Aim of the task: Wherever "Differences" appears in a line, list that line.

>> Begin Recorded information

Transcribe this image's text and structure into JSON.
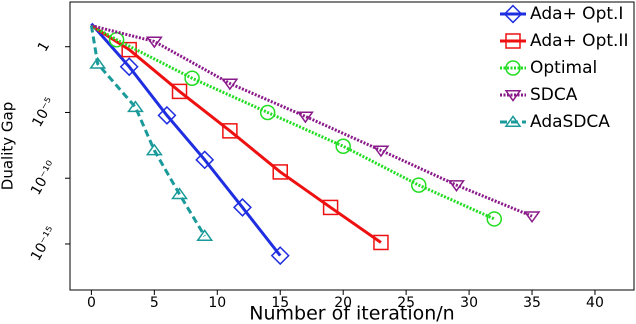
{
  "chart_data": {
    "type": "line",
    "log_y": true,
    "x_label": "Number of iteration/n",
    "y_label": "Duality Gap",
    "xlim": [
      -1.7,
      43.1
    ],
    "xticks": [
      0,
      5,
      10,
      15,
      20,
      25,
      30,
      35,
      40
    ],
    "ylim": [
      3.16e-19,
      2512
    ],
    "yticks": [
      1,
      {
        "value": 1e-05,
        "label": "10⁻⁵"
      },
      {
        "value": 1e-10,
        "label": "10⁻¹⁰"
      },
      {
        "value": 1e-15,
        "label": "10⁻¹⁵"
      }
    ],
    "legend": "top-right",
    "series": [
      {
        "name": "Ada+ Opt.I",
        "color": "#1f2ee0",
        "marker": "diamond",
        "dash": "solid",
        "x": [
          0,
          3,
          6,
          9,
          12,
          15
        ],
        "values": [
          56,
          0.03,
          6e-06,
          2.5e-09,
          6e-13,
          1.3e-16
        ]
      },
      {
        "name": "Ada+ Opt.II",
        "color": "#ee1111",
        "marker": "square",
        "dash": "solid",
        "x": [
          0,
          3,
          7,
          11,
          15,
          19,
          23
        ],
        "values": [
          40,
          0.6,
          0.0004,
          4e-07,
          3e-10,
          6e-13,
          1.3e-15
        ]
      },
      {
        "name": "Optimal",
        "color": "#22dd22",
        "marker": "circle",
        "dash": "dotted",
        "x": [
          0,
          2,
          8,
          14,
          20,
          26,
          32
        ],
        "values": [
          40,
          3.4,
          0.004,
          1e-05,
          2.7e-08,
          3e-11,
          8e-14
        ]
      },
      {
        "name": "SDCA",
        "color": "#8a1a8a",
        "marker": "triangle-down",
        "dash": "dotted",
        "x": [
          0,
          5,
          11,
          17,
          23,
          29,
          35
        ],
        "values": [
          40,
          2.5,
          0.0016,
          5e-06,
          1.3e-08,
          3e-11,
          1.3e-13
        ]
      },
      {
        "name": "AdaSDCA",
        "color": "#1a9a9a",
        "marker": "triangle-up",
        "dash": "dashed",
        "x": [
          0,
          0.5,
          3.5,
          5,
          7,
          9
        ],
        "values": [
          40,
          0.05,
          2.5e-05,
          1.3e-08,
          6e-12,
          4e-15
        ]
      }
    ]
  }
}
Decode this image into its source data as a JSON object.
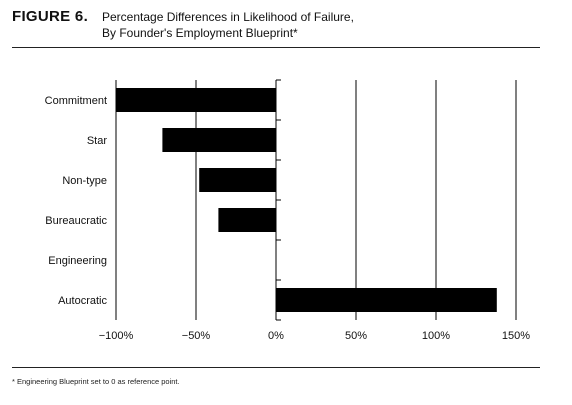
{
  "figure": {
    "label": "FIGURE 6.",
    "title_line1": "Percentage Differences in Likelihood of Failure,",
    "title_line2": "By Founder's Employment Blueprint*"
  },
  "footnote": "* Engineering Blueprint set to 0 as reference point.",
  "chart_data": {
    "type": "bar",
    "orientation": "horizontal",
    "title": "Percentage Differences in Likelihood of Failure, By Founder's Employment Blueprint*",
    "categories": [
      "Commitment",
      "Star",
      "Non-type",
      "Bureaucratic",
      "Engineering",
      "Autocratic"
    ],
    "values": [
      -100,
      -71,
      -48,
      -36,
      0,
      138
    ],
    "unit": "%",
    "xlim": [
      -100,
      150
    ],
    "xticks": [
      -100,
      -50,
      0,
      50,
      100,
      150
    ],
    "xtick_labels": [
      "−100%",
      "−50%",
      "0%",
      "50%",
      "100%",
      "150%"
    ],
    "grid": "vertical",
    "bar_color": "#000000"
  }
}
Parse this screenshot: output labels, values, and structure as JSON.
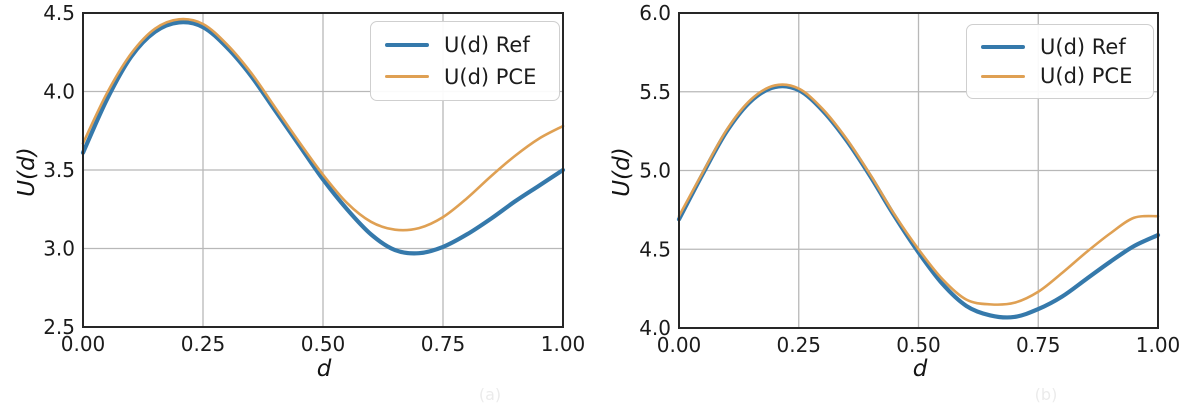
{
  "figure": {
    "background": "#ffffff",
    "captions": [
      {
        "label": "(a)"
      },
      {
        "label": "(b)"
      }
    ]
  },
  "chart_data": [
    {
      "type": "line",
      "title": "",
      "xlabel": "d",
      "ylabel": "U(d)",
      "xlim": [
        0,
        1
      ],
      "ylim": [
        2.5,
        4.5
      ],
      "xtick_values": [
        0,
        0.25,
        0.5,
        0.75,
        1.0
      ],
      "xtick_labels": [
        "0.00",
        "0.25",
        "0.50",
        "0.75",
        "1.00"
      ],
      "ytick_values": [
        2.5,
        3.0,
        3.5,
        4.0,
        4.5
      ],
      "ytick_labels": [
        "2.5",
        "3.0",
        "3.5",
        "4.0",
        "4.5"
      ],
      "grid": true,
      "legend_position": "upper right",
      "series": [
        {
          "name": "U(d) Ref",
          "color": "#3579ab",
          "line_width": 4.2,
          "x": [
            0,
            0.05,
            0.1,
            0.15,
            0.2,
            0.25,
            0.3,
            0.35,
            0.4,
            0.45,
            0.5,
            0.55,
            0.6,
            0.65,
            0.7,
            0.75,
            0.8,
            0.85,
            0.9,
            0.95,
            1.0
          ],
          "y": [
            3.61,
            3.95,
            4.22,
            4.38,
            4.44,
            4.41,
            4.28,
            4.1,
            3.88,
            3.66,
            3.44,
            3.25,
            3.09,
            2.99,
            2.97,
            3.01,
            3.09,
            3.19,
            3.3,
            3.4,
            3.5
          ]
        },
        {
          "name": "U(d) PCE",
          "color": "#dfa053",
          "line_width": 2.6,
          "x": [
            0,
            0.05,
            0.1,
            0.15,
            0.2,
            0.25,
            0.3,
            0.35,
            0.4,
            0.45,
            0.5,
            0.55,
            0.6,
            0.65,
            0.7,
            0.75,
            0.8,
            0.85,
            0.9,
            0.95,
            1.0
          ],
          "y": [
            3.67,
            3.99,
            4.24,
            4.4,
            4.46,
            4.43,
            4.3,
            4.12,
            3.9,
            3.68,
            3.47,
            3.29,
            3.17,
            3.12,
            3.13,
            3.2,
            3.32,
            3.46,
            3.59,
            3.7,
            3.78
          ]
        }
      ]
    },
    {
      "type": "line",
      "title": "",
      "xlabel": "d",
      "ylabel": "U(d)",
      "xlim": [
        0,
        1
      ],
      "ylim": [
        4.0,
        6.0
      ],
      "xtick_values": [
        0,
        0.25,
        0.5,
        0.75,
        1.0
      ],
      "xtick_labels": [
        "0.00",
        "0.25",
        "0.50",
        "0.75",
        "1.00"
      ],
      "ytick_values": [
        4.0,
        4.5,
        5.0,
        5.5,
        6.0
      ],
      "ytick_labels": [
        "4.0",
        "4.5",
        "5.0",
        "5.5",
        "6.0"
      ],
      "grid": true,
      "legend_position": "upper right",
      "series": [
        {
          "name": "U(d) Ref",
          "color": "#3579ab",
          "line_width": 4.2,
          "x": [
            0,
            0.05,
            0.1,
            0.15,
            0.2,
            0.25,
            0.3,
            0.35,
            0.4,
            0.45,
            0.5,
            0.55,
            0.6,
            0.65,
            0.7,
            0.75,
            0.8,
            0.85,
            0.9,
            0.95,
            1.0
          ],
          "y": [
            4.69,
            4.98,
            5.25,
            5.44,
            5.53,
            5.51,
            5.38,
            5.19,
            4.96,
            4.71,
            4.48,
            4.28,
            4.14,
            4.08,
            4.07,
            4.12,
            4.2,
            4.31,
            4.42,
            4.52,
            4.59
          ]
        },
        {
          "name": "U(d) PCE",
          "color": "#dfa053",
          "line_width": 2.6,
          "x": [
            0,
            0.05,
            0.1,
            0.15,
            0.2,
            0.25,
            0.3,
            0.35,
            0.4,
            0.45,
            0.5,
            0.55,
            0.6,
            0.65,
            0.7,
            0.75,
            0.8,
            0.85,
            0.9,
            0.95,
            1.0
          ],
          "y": [
            4.71,
            4.99,
            5.26,
            5.45,
            5.54,
            5.52,
            5.39,
            5.2,
            4.97,
            4.72,
            4.5,
            4.31,
            4.18,
            4.15,
            4.16,
            4.23,
            4.35,
            4.48,
            4.6,
            4.7,
            4.71
          ]
        }
      ]
    }
  ],
  "style": {
    "grid_color": "#b8b8b8",
    "spine_color": "#262626",
    "tick_text_color": "#1b1b1b"
  }
}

>> End Recorded information

Written solution:
    "title_line1": "Percentage Differences in Likelihood of Failure,",
    "title": "Percentage Differences in Likelihood of Failure, By Founder's Employment Blueprint*",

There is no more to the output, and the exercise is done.